▶ [AIM]: Work out how many lines contain "BufferView". Reply with the count alone.

*-*-*

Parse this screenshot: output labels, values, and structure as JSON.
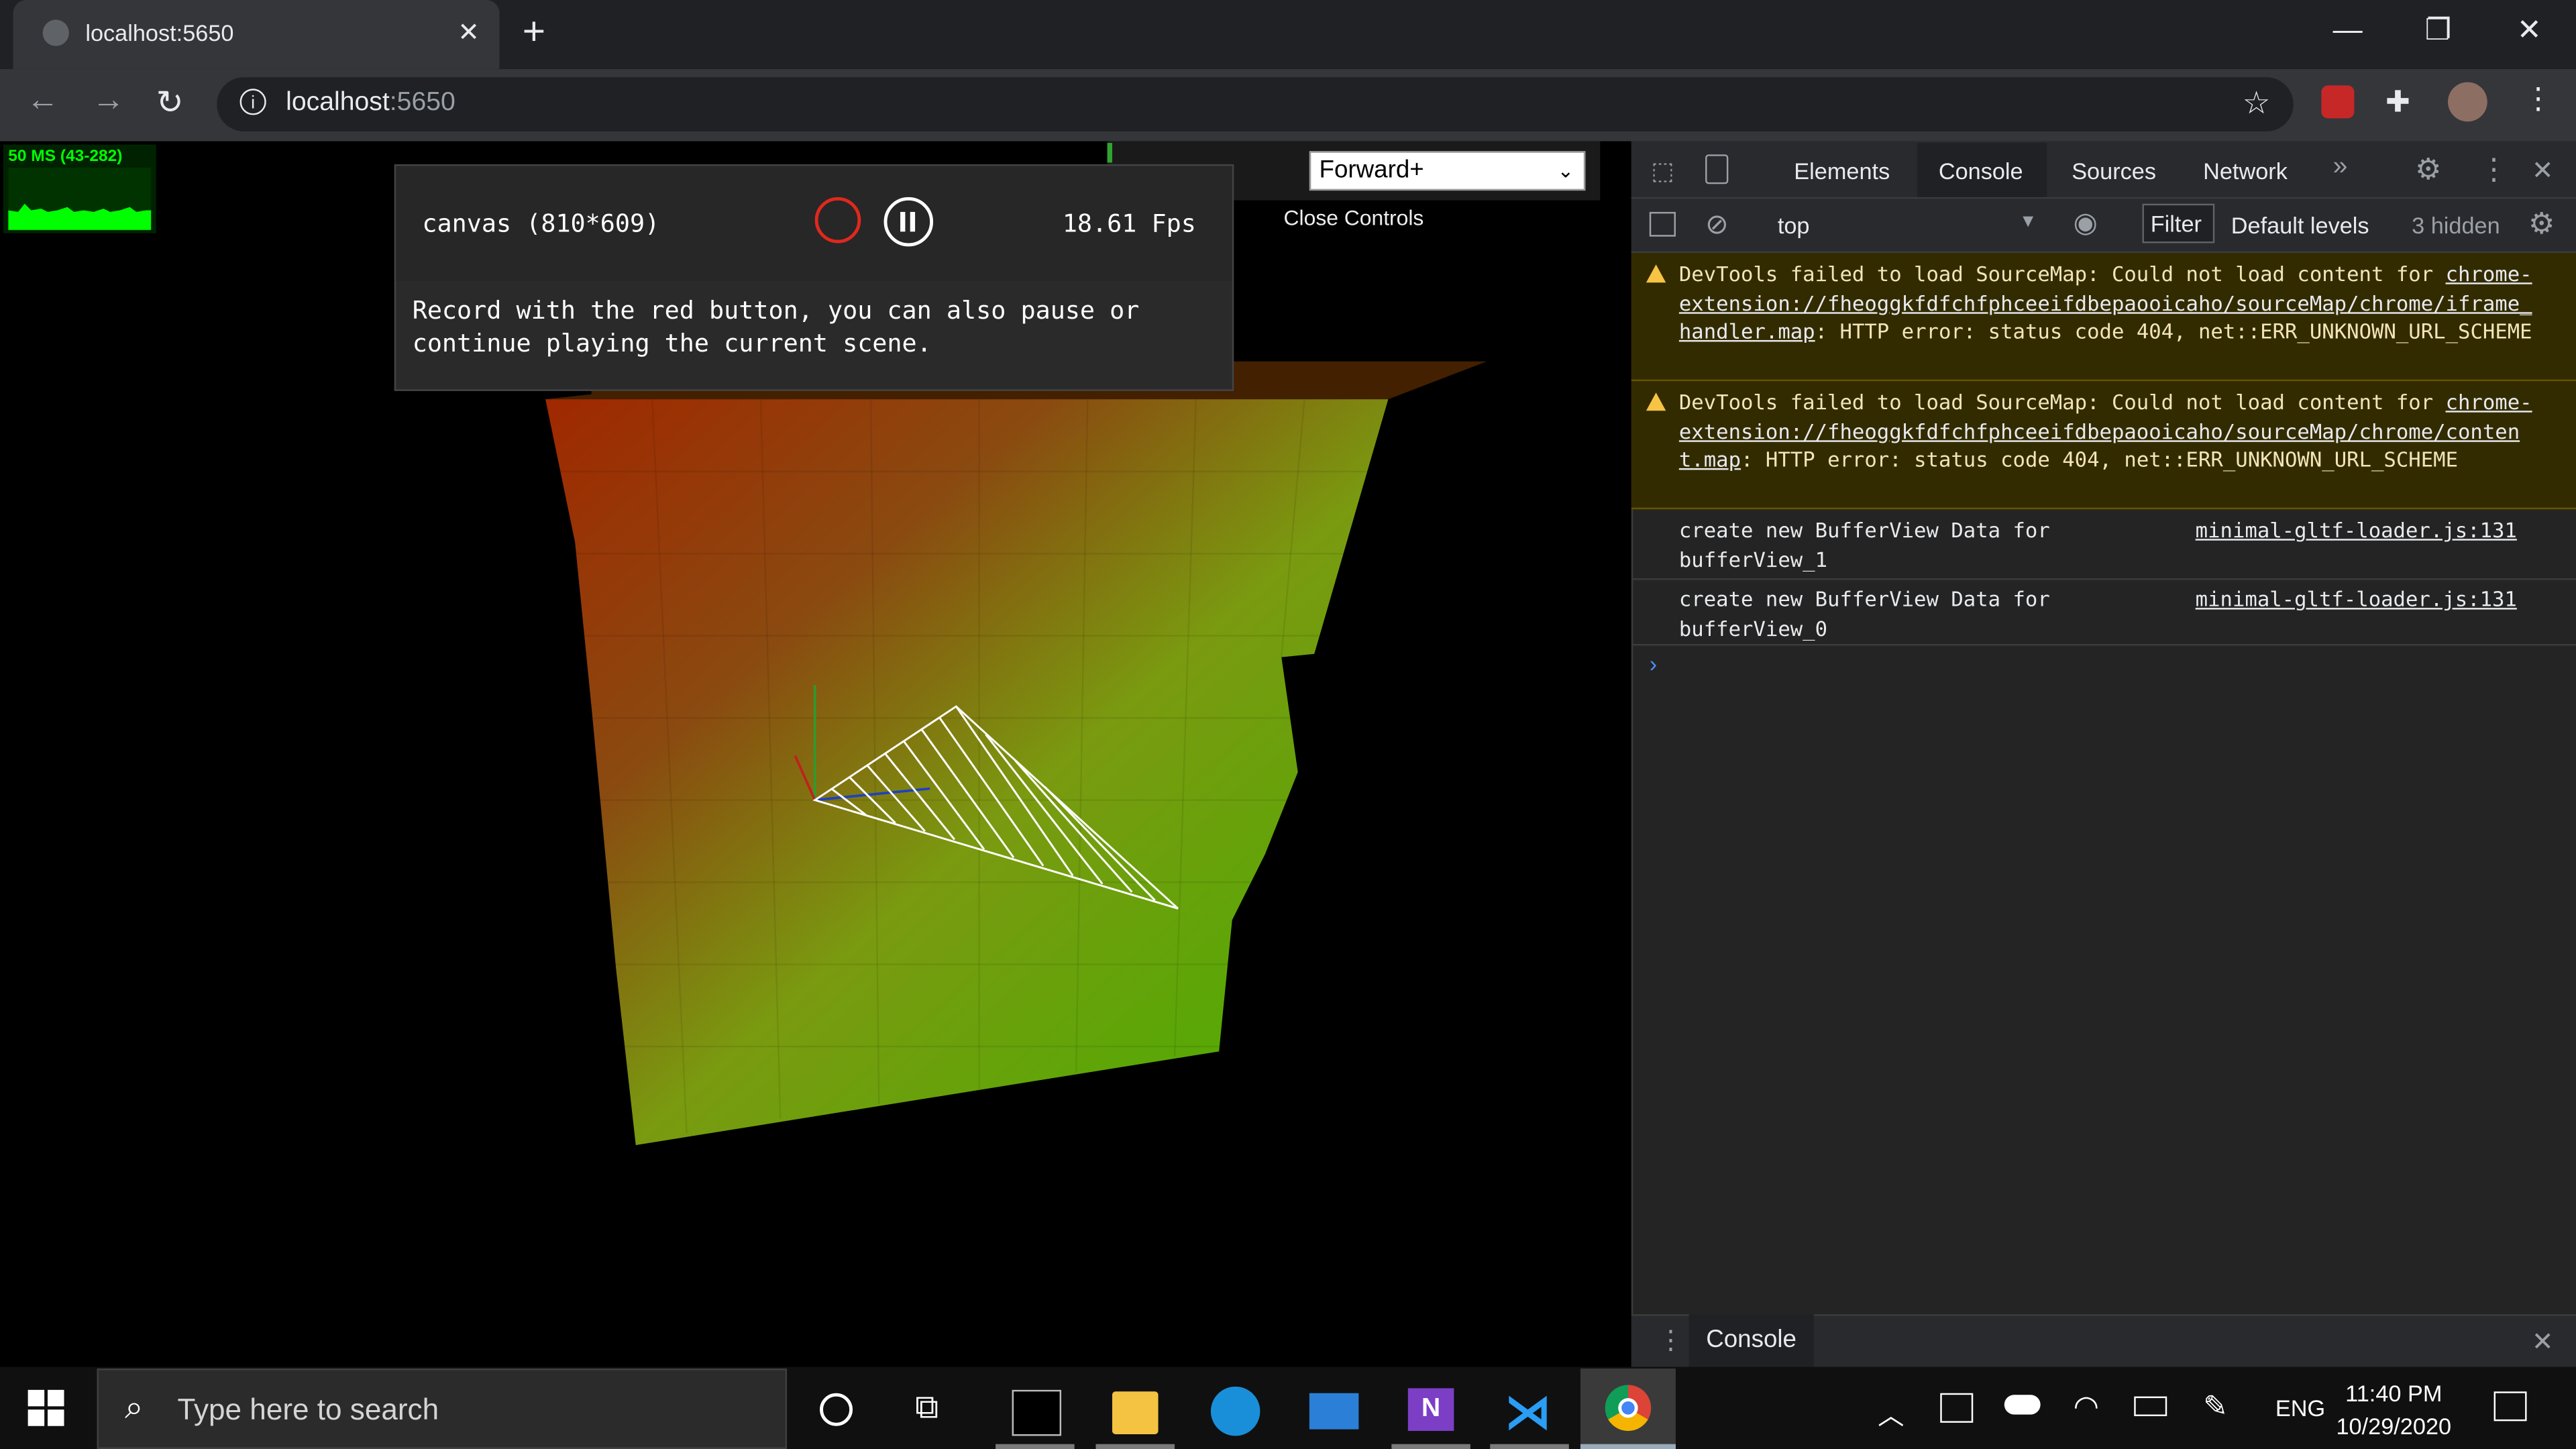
{
  "browser": {
    "tab_title": "localhost:5650",
    "url_host": "localhost",
    "url_port": ":5650"
  },
  "page": {
    "stats_label": "50 MS (43-282)",
    "render_mode": "Forward+",
    "close_controls": "Close Controls",
    "recorder": {
      "canvas_label": "canvas (810*609)",
      "fps": "18.61 Fps",
      "help_text": "Record with the red button, you can also pause or continue playing the current scene."
    }
  },
  "devtools": {
    "tabs": [
      "Elements",
      "Console",
      "Sources",
      "Network"
    ],
    "active_tab": "Console",
    "context": "top",
    "filter_label": "Filter",
    "levels": "Default levels",
    "hidden": "3 hidden",
    "messages": [
      {
        "type": "warning",
        "pre": "DevTools failed to load SourceMap: Could not load content for ",
        "link": "chrome-extension://fheoggkfdfchfphceeifdbepaooicaho/sourceMap/chrome/iframe_handler.map",
        "post": ": HTTP error: status code 404, net::ERR_UNKNOWN_URL_SCHEME"
      },
      {
        "type": "warning",
        "pre": "DevTools failed to load SourceMap: Could not load content for ",
        "link": "chrome-extension://fheoggkfdfchfphceeifdbepaooicaho/sourceMap/chrome/content.map",
        "post": ": HTTP error: status code 404, net::ERR_UNKNOWN_URL_SCHEME"
      },
      {
        "type": "log",
        "text": "create new BufferView Data for bufferView_1",
        "source": "minimal-gltf-loader.js:131"
      },
      {
        "type": "log",
        "text": "create new BufferView Data for bufferView_0",
        "source": "minimal-gltf-loader.js:131"
      }
    ],
    "prompt": "›",
    "drawer_tab": "Console"
  },
  "taskbar": {
    "search_placeholder": "Type here to search",
    "language": "ENG",
    "time": "11:40 PM",
    "date": "10/29/2020"
  },
  "colors": {
    "record": "#e0281d",
    "stats_green": "#00ff00",
    "warning_bg": "#332b00"
  }
}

*-*-*

▶ [WRITTEN SOLUTION]: 2